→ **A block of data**
+ + + +

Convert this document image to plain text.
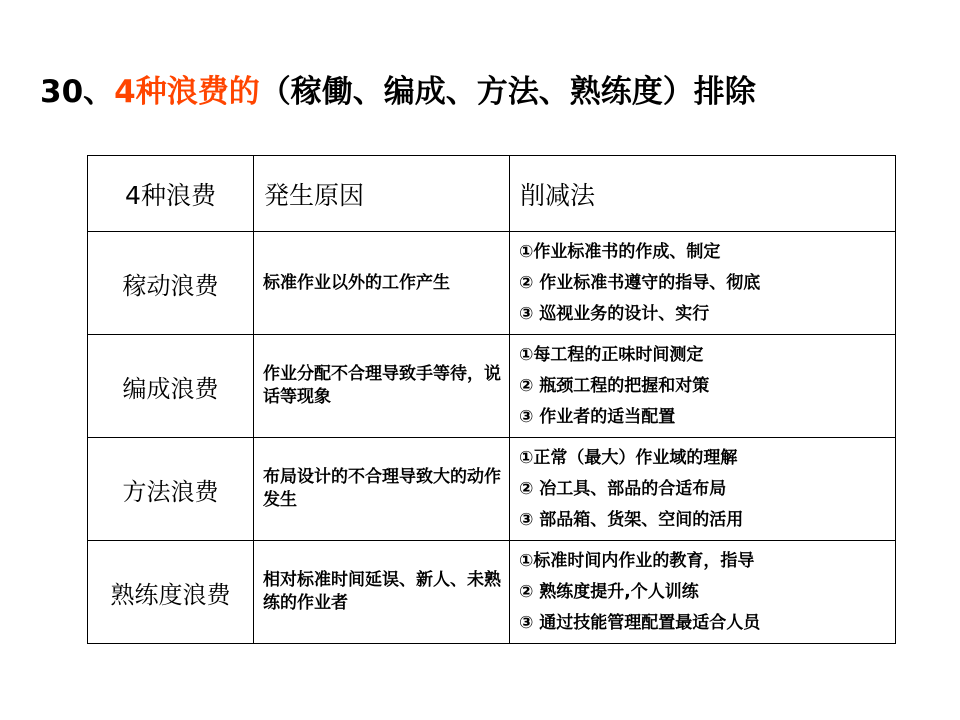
30、4种浪费的（稼働、编成、方法、熟练度）排除
4种浪费	発生原因	削减法
稼动浪费	标准作业以外的工作产生	①作业标准书的作成、制定
② 作业标准书遵守的指导、彻底
③ 巡视业务的设计、实行

编成浪费	作业分配不合理导致手等待，说话等现象	①每工程的正味时间测定
② 瓶颈工程的把握和对策
③ 作业者的适当配置

方法浪费	布局设计的不合理导致大的动作发生	①正常（最大）作业域的理解
② 冶工具、部品的合适布局
③ 部品箱、货架、空间的活用

熟练度浪费	相对标准时间延误、新人、未熟练的作业者	①标准时间内作业的教育，指导
② 熟练度提升,个人训练
③ 通过技能管理配置最适合人员
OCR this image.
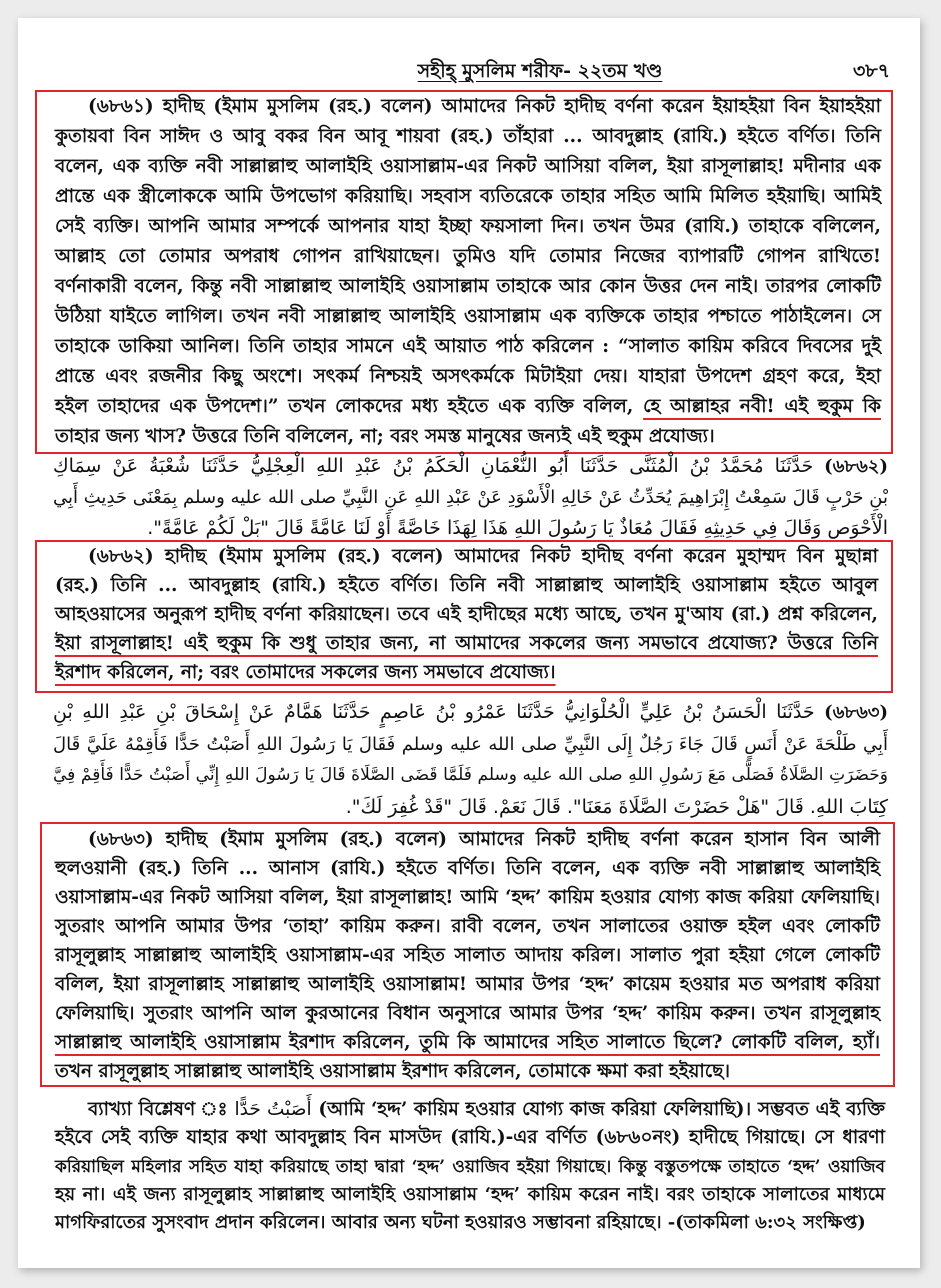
সহীহ্ মুসলিম শরীফ- ২২তম খণ্ড	৩৮৭
(৬৮৬১) হাদীছ (ইমাম মুসলিম (রহ.) বলেন) আমাদের নিকট হাদীছ বর্ণনা করেন ইয়াহইয়া বিন ইয়াহইয়া
কুতায়বা বিন সাঈদ ও আবু বকর বিন আবূ শায়বা (রহ.) তাঁহারা ... আবদুল্লাহ (রাযি.) হইতে বর্ণিত। তিনি
বলেন, এক ব্যক্তি নবী সাল্লাল্লাহু আলাইহি ওয়াসাল্লাম-এর নিকট আসিয়া বলিল, ইয়া রাসূলাল্লাহ! মদীনার এক
প্রান্তে এক স্ত্রীলোককে আমি উপভোগ করিয়াছি। সহবাস ব্যতিরেকে তাহার সহিত আমি মিলিত হইয়াছি। আমিই
সেই ব্যক্তি। আপনি আমার সম্পর্কে আপনার যাহা ইচ্ছা ফয়সালা দিন। তখন উমর (রাযি.) তাহাকে বলিলেন,
আল্লাহ তো তোমার অপরাধ গোপন রাখিয়াছেন। তুমিও যদি তোমার নিজের ব্যাপারটি গোপন রাখিতে!
বর্ণনাকারী বলেন, কিন্তু নবী সাল্লাল্লাহু আলাইহি ওয়াসাল্লাম তাহাকে আর কোন উত্তর দেন নাই। তারপর লোকটি
উঠিয়া যাইতে লাগিল। তখন নবী সাল্লাল্লাহু আলাইহি ওয়াসাল্লাম এক ব্যক্তিকে তাহার পশ্চাতে পাঠাইলেন। সে
তাহাকে ডাকিয়া আনিল। তিনি তাহার সামনে এই আয়াত পাঠ করিলেন : “সালাত কায়িম করিবে দিবসের দুই
প্রান্তে এবং রজনীর কিছু অংশে। সৎকর্ম নিশ্চয়ই অসৎকর্মকে মিটাইয়া দেয়। যাহারা উপদেশ গ্রহণ করে, ইহা
হইল তাহাদের এক উপদেশ।” তখন লোকদের মধ্য হইতে এক ব্যক্তি বলিল, হে আল্লাহর নবী! এই হুকুম কি
তাহার জন্য খাস? উত্তরে তিনি বলিলেন, না; বরং সমস্ত মানুষের জন্যই এই হুকুম প্রযোজ্য।
(৬৮৬২) حَدَّثَنَا مُحَمَّدُ بْنُ الْمُثَنَّى حَدَّثَنَا أَبُو النُّعْمَانِ الْحَكَمُ بْنُ عَبْدِ اللهِ الْعِجْلِيُّ حَدَّثَنَا شُعْبَةُ عَنْ سِمَاكِ
بْنِ حَرْبٍ قَالَ سَمِعْتُ إِبْرَاهِيمَ يُحَدِّثُ عَنْ خَالِهِ الْأَسْوَدِ عَنْ عَبْدِ اللهِ عَنِ النَّبِيِّ صلى الله عليه وسلم بِمَعْنَى حَدِيثِ أَبِي
الْأَحْوَصِ وَقَالَ فِي حَدِيثِهِ فَقَالَ مُعَاذٌ يَا رَسُولَ اللهِ هَذَا لِهَذَا خَاصَّةً أَوْ لَنَا عَامَّةً قَالَ "بَلْ لَكُمْ عَامَّةً".
(৬৮৬২) হাদীছ (ইমাম মুসলিম (রহ.) বলেন) আমাদের নিকট হাদীছ বর্ণনা করেন মুহাম্মদ বিন মুছান্না
(রহ.) তিনি ... আবদুল্লাহ (রাযি.) হইতে বর্ণিত। তিনি নবী সাল্লাল্লাহু আলাইহি ওয়াসাল্লাম হইতে আবুল
আহওয়াসের অনুরূপ হাদীছ বর্ণনা করিয়াছেন। তবে এই হাদীছের মধ্যে আছে, তখন মু'আয (রা.) প্রশ্ন করিলেন,
ইয়া রাসূলাল্লাহ! এই হুকুম কি শুধু তাহার জন্য, না আমাদের সকলের জন্য সমভাবে প্রযোজ্য? উত্তরে তিনি
ইরশাদ করিলেন, না; বরং তোমাদের সকলের জন্য সমভাবে প্রযোজ্য।
(৬৮৬৩) حَدَّثَنَا الْحَسَنُ بْنُ عَلِيٍّ الْحُلْوَانِيُّ حَدَّثَنَا عَمْرُو بْنُ عَاصِمٍ حَدَّثَنَا هَمَّامٌ عَنْ إِسْحَاقَ بْنِ عَبْدِ اللهِ بْنِ
أَبِي طَلْحَةَ عَنْ أَنَسٍ قَالَ جَاءَ رَجُلٌ إِلَى النَّبِيِّ صلى الله عليه وسلم فَقَالَ يَا رَسُولَ اللهِ أَصَبْتُ حَدًّا فَأَقِمْهُ عَلَيَّ قَالَ
وَحَضَرَتِ الصَّلَاةُ فَصَلَّى مَعَ رَسُولِ اللهِ صلى الله عليه وسلم فَلَمَّا قَضَى الصَّلَاةَ قَالَ يَا رَسُولَ اللهِ إِنِّي أَصَبْتُ حَدًّا فَأَقِمْ فِيَّ
كِتَابَ اللهِ. قَالَ "هَلْ حَضَرْتَ الصَّلَاةَ مَعَنَا". قَالَ نَعَمْ. قَالَ "قَدْ غُفِرَ لَكَ".
(৬৮৬৩) হাদীছ (ইমাম মুসলিম (রহ.) বলেন) আমাদের নিকট হাদীছ বর্ণনা করেন হাসান বিন আলী
হুলওয়ানী (রহ.) তিনি ... আনাস (রাযি.) হইতে বর্ণিত। তিনি বলেন, এক ব্যক্তি নবী সাল্লাল্লাহু আলাইহি
ওয়াসাল্লাম-এর নিকট আসিয়া বলিল, ইয়া রাসূলাল্লাহ! আমি ‘হদ্দ’ কায়িম হওয়ার যোগ্য কাজ করিয়া ফেলিয়াছি।
সুতরাং আপনি আমার উপর ‘তাহা’ কায়িম করুন। রাবী বলেন, তখন সালাতের ওয়াক্ত হইল এবং লোকটি
রাসূলুল্লাহ সাল্লাল্লাহু আলাইহি ওয়াসাল্লাম-এর সহিত সালাত আদায় করিল। সালাত পুরা হইয়া গেলে লোকটি
বলিল, ইয়া রাসূলাল্লাহ সাল্লাল্লাহু আলাইহি ওয়াসাল্লাম! আমার উপর ‘হদ্দ’ কায়েম হওয়ার মত অপরাধ করিয়া
ফেলিয়াছি। সুতরাং আপনি আল কুরআনের বিধান অনুসারে আমার উপর ‘হদ্দ’ কায়িম করুন। তখন রাসূলুল্লাহ
সাল্লাল্লাহু আলাইহি ওয়াসাল্লাম ইরশাদ করিলেন, তুমি কি আমাদের সহিত সালাতে ছিলে? লোকটি বলিল, হ্যাঁ।
তখন রাসূলুল্লাহ সাল্লাল্লাহু আলাইহি ওয়াসাল্লাম ইরশাদ করিলেন, তোমাকে ক্ষমা করা হইয়াছে।
ব্যাখ্যা বিশ্লেষণ ঃ أَصَبْتُ حَدًّا (আমি ‘হদ্দ’ কায়িম হওয়ার যোগ্য কাজ করিয়া ফেলিয়াছি)। সম্ভবত এই ব্যক্তি
হইবে সেই ব্যক্তি যাহার কথা আবদুল্লাহ বিন মাসউদ (রাযি.)-এর বর্ণিত (৬৮৬০নং) হাদীছে গিয়াছে। সে ধারণা
করিয়াছিল মহিলার সহিত যাহা করিয়াছে তাহা দ্বারা ‘হদ্দ’ ওয়াজিব হইয়া গিয়াছে। কিন্তু বস্তুতপক্ষে তাহাতে ‘হদ্দ’ ওয়াজিব
হয় না। এই জন্য রাসূলুল্লাহ সাল্লাল্লাহু আলাইহি ওয়াসাল্লাম ‘হদ্দ’ কায়িম করেন নাই। বরং তাহাকে সালাতের মাধ্যমে
মাগফিরাতের সুসংবাদ প্রদান করিলেন। আবার অন্য ঘটনা হওয়ারও সম্ভাবনা রহিয়াছে। -(তাকমিলা ৬:৩২ সংক্ষিপ্ত)
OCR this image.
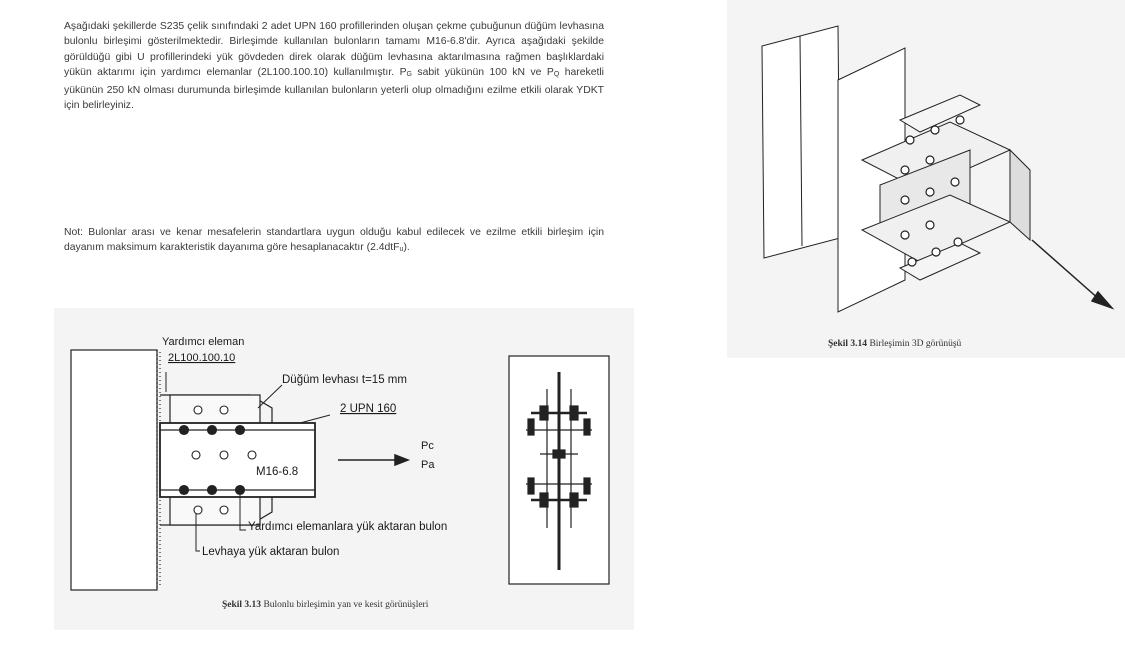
Aşağıdaki şekillerde S235 çelik sınıfındaki 2 adet UPN 160 profillerinden oluşan çekme çubuğunun düğüm levhasına bulonlu birleşimi gösterilmektedir. Birleşimde kullanılan bulonların tamamı M16-6.8'dir. Ayrıca aşağıdaki şekilde görüldüğü gibi U profillerindeki yük gövdeden direk olarak düğüm levhasına aktarılmasına rağmen başlıklardaki yükün aktarımı için yardımcı elemanlar (2L100.100.10) kullanılmıştır. PG sabit yükünün 100 kN ve PQ hareketli yükünün 250 kN olması durumunda birleşimde kullanılan bulonların yeterli olup olmadığını ezilme etkili olarak YDKT için belirleyiniz.
Not: Bulonlar arası ve kenar mesafelerin standartlara uygun olduğu kabul edilecek ve ezilme etkili birleşim için dayanım maksimum karakteristik dayanıma göre hesaplanacaktır (2.4dtFu).
Yardımcı eleman
2L100.100.10
Düğüm levhası t=15 mm
2 UPN 160
M16-6.8
Pc
Pa
Yardımcı elemanlara yük aktaran bulon
Levhaya yük aktaran bulon
Şekil 3.13 Bulonlu birleşimin yan ve kesit görünüşleri
Şekil 3.14 Birleşimin 3D görünüşü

+ + + +

→ **Aim of the task**
Report all lines of the material that contain the word "aktaran".

→ **Solution for this problem**
Yardımcı elemanlara yük aktaran bulon
Levhaya yük aktaran bulon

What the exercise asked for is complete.